**What you should do:** Pull from the listing below each line that contains the string "right". Uppercase and lowercase letters count as different.

** Start Raw records **

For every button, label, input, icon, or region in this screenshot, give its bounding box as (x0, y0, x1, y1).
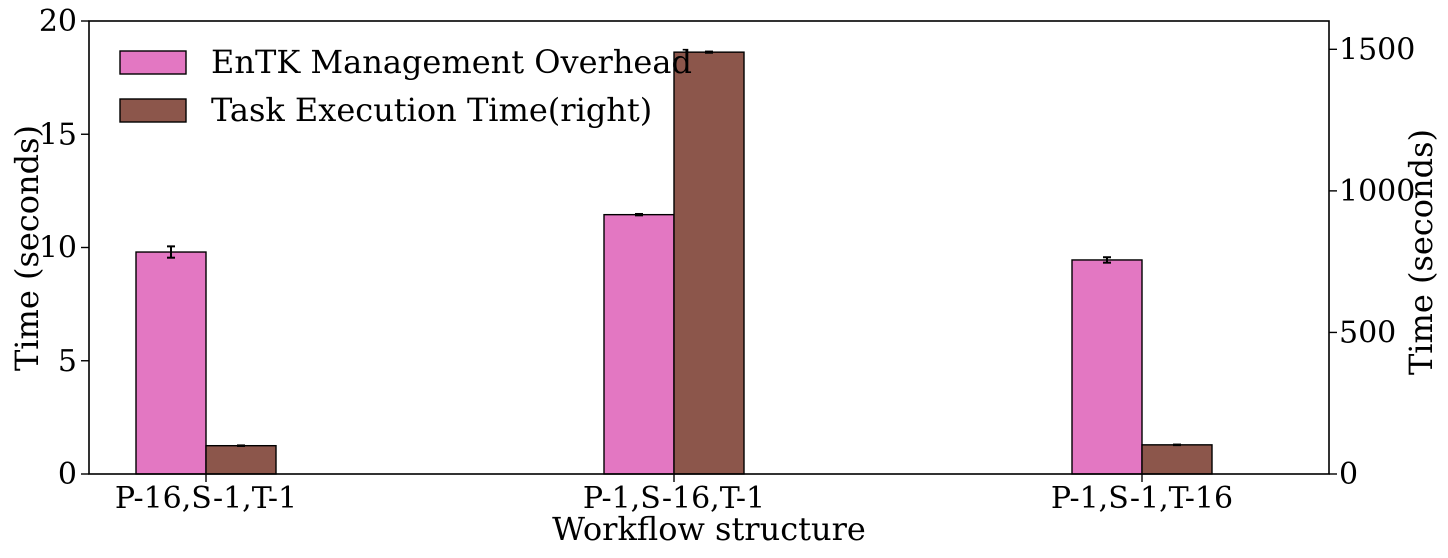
bar-execution-1 (205, 444, 277, 475)
error-bar-overhead-3 (1103, 256, 1111, 264)
bar-execution-3 (1141, 444, 1213, 475)
x-axis-ticks: P-16,S-1,T-1 P-1,S-16,T-1 P-1,S-1,T-16 (115, 474, 1233, 516)
left-tick-label: 15 (39, 117, 77, 152)
error-bar-execution-3 (1173, 443, 1181, 447)
x-tick-label: P-1,S-16,T-1 (583, 481, 765, 516)
legend-swatch-execution (119, 98, 187, 123)
right-tick-label: 500 (1339, 315, 1396, 350)
x-tick-label: P-16,S-1,T-1 (115, 481, 297, 516)
legend: EnTK Management Overhead Task Execution T… (119, 43, 692, 129)
error-bars-layer (167, 50, 1181, 447)
bar-overhead-3 (1071, 259, 1143, 475)
error-bar-overhead-1 (167, 245, 175, 259)
y2-axis-label: Time (seconds) (1402, 129, 1440, 375)
legend-swatch-overhead (119, 50, 187, 75)
bar-overhead-2 (603, 213, 675, 475)
y-axis-label: Time (seconds) (8, 125, 46, 371)
x-axis-label: Workflow structure (552, 510, 866, 548)
left-tick-label: 5 (58, 344, 77, 379)
error-bar-execution-1 (237, 444, 245, 447)
error-bar-overhead-2 (635, 212, 643, 217)
left-tick-label: 10 (39, 231, 77, 266)
legend-label-overhead: EnTK Management Overhead (211, 43, 692, 81)
bar-execution-2 (673, 51, 745, 475)
left-axis-ticks: 0 5 10 15 20 (39, 4, 89, 492)
legend-label-execution: Task Execution Time(right) (211, 91, 652, 129)
right-tick-label: 1500 (1339, 32, 1415, 67)
bar-overhead-1 (135, 251, 207, 475)
error-bar-execution-2 (705, 50, 713, 54)
left-tick-label: 0 (58, 457, 77, 492)
left-tick-label: 20 (39, 4, 77, 39)
x-tick-label: P-1,S-1,T-16 (1051, 481, 1233, 516)
right-tick-label: 0 (1339, 457, 1358, 492)
right-axis-ticks: 0 500 1000 1500 (1329, 32, 1415, 492)
right-tick-label: 1000 (1339, 174, 1415, 209)
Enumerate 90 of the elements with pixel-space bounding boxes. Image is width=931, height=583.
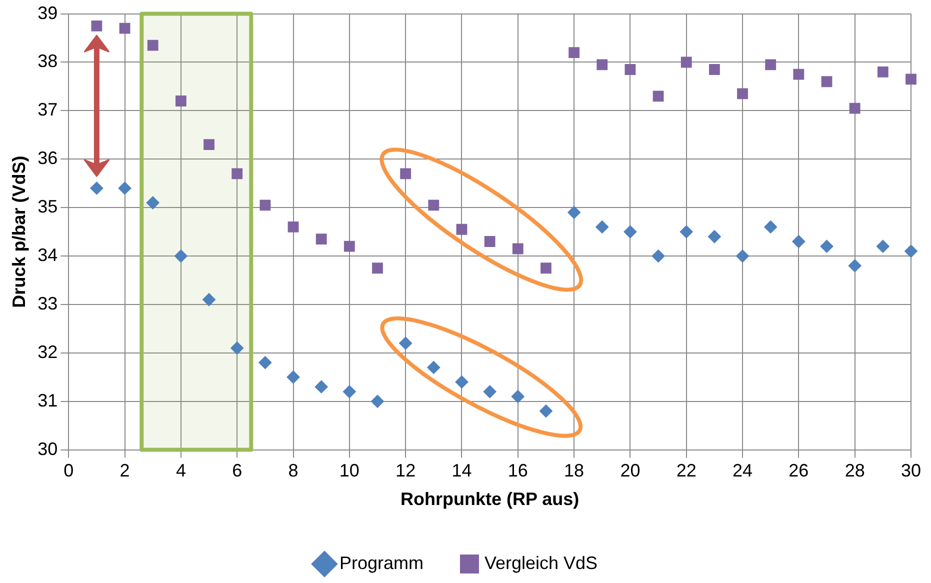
point [90,182,104,195]
x-tick-label: 28 [844,460,865,481]
point [232,168,243,180]
point [793,68,804,80]
point [792,234,806,248]
y-tick-label: 36 [38,148,58,168]
x-tick-label: 2 [120,460,130,481]
x-tick-label: 26 [788,460,809,481]
point [316,234,327,245]
point [737,88,748,100]
y-tick-label: 37 [38,100,58,120]
y-tick-label: 32 [38,342,58,362]
point [736,250,750,263]
point [484,236,496,247]
x-tick-label: 20 [620,460,640,481]
point [427,360,440,374]
point [624,225,637,238]
point [146,196,160,210]
point [428,200,440,211]
x-tick-label: 6 [232,460,242,481]
point [849,102,860,114]
point [344,240,355,252]
x-tick-label: 12 [396,460,416,481]
point [652,90,664,102]
point [455,375,468,388]
x-tick-label: 0 [64,460,74,481]
legend-label: Vergleich VdS [484,552,598,573]
point [119,22,130,34]
y-tick-label: 34 [38,244,58,265]
point [456,224,468,235]
point [118,182,132,195]
y-tick-label: 31 [38,390,58,410]
point [848,259,862,272]
point [258,356,272,370]
x-tick-label: 18 [564,460,584,481]
point [904,244,918,258]
point [314,380,328,394]
point [906,74,916,85]
x-tick-label: 16 [508,460,528,481]
point [540,262,552,274]
point [372,262,383,274]
x-tick-label: 4 [176,460,186,481]
point [876,240,890,253]
point [877,66,888,78]
y-axis-title: Druck p/bar (VdS) [8,156,29,308]
point [175,96,186,106]
point [174,250,188,263]
y-tick-label: 39 [38,2,58,23]
x-tick-label: 10 [339,460,360,481]
x-tick-label: 8 [288,460,298,481]
point [708,230,721,244]
point [680,225,693,238]
legend-label: Programm [339,552,424,573]
point [596,220,609,234]
point [820,240,834,253]
point [342,385,356,398]
point [680,56,692,68]
point [370,394,384,408]
x-tick-label: 22 [676,460,696,481]
y-tick-label: 30 [38,438,58,459]
y-tick-label: 33 [38,293,58,314]
point [202,293,216,306]
point [399,336,412,350]
point [260,200,271,211]
x-tick-label: 14 [452,460,472,481]
point [91,20,102,32]
point [708,64,720,75]
y-tick-label: 35 [38,196,58,217]
point [764,220,778,234]
point [568,47,580,58]
point [230,342,244,355]
point [765,59,776,70]
point [204,139,214,150]
point [652,250,665,263]
x-tick-label: 24 [732,460,753,481]
x-axis-title: Rohrpunkte (RP aus) [400,489,580,510]
point [512,243,524,254]
point [288,222,299,232]
point [483,385,496,398]
point [624,64,636,75]
point [568,206,581,219]
point [821,76,832,88]
point [539,404,552,418]
y-tick-label: 38 [38,51,58,72]
x-tick-label: 30 [900,460,922,481]
point [511,390,524,404]
point [147,40,158,51]
point [400,168,412,180]
point [286,370,300,384]
point [596,59,608,70]
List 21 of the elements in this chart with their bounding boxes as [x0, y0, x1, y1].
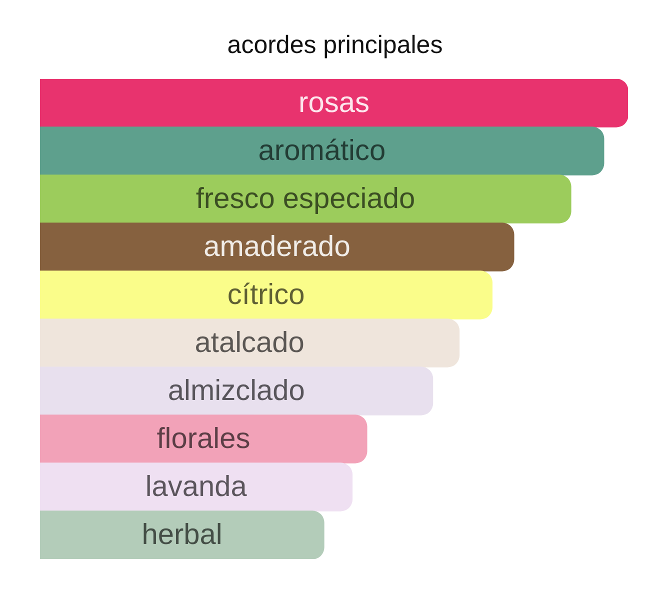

** End Raw records **

**Output of the task:**
right-tick-label: 500 (1339, 315, 1396, 350)
legend-label-execution: Task Execution Time(right) (211, 91, 652, 129)
right-tick-label: 1500 (1339, 32, 1415, 67)
right-tick-label: 0 (1339, 457, 1358, 492)
right-axis-ticks: 0 500 1000 1500 (1329, 32, 1415, 492)
right-tick-label: 1000 (1339, 174, 1415, 209)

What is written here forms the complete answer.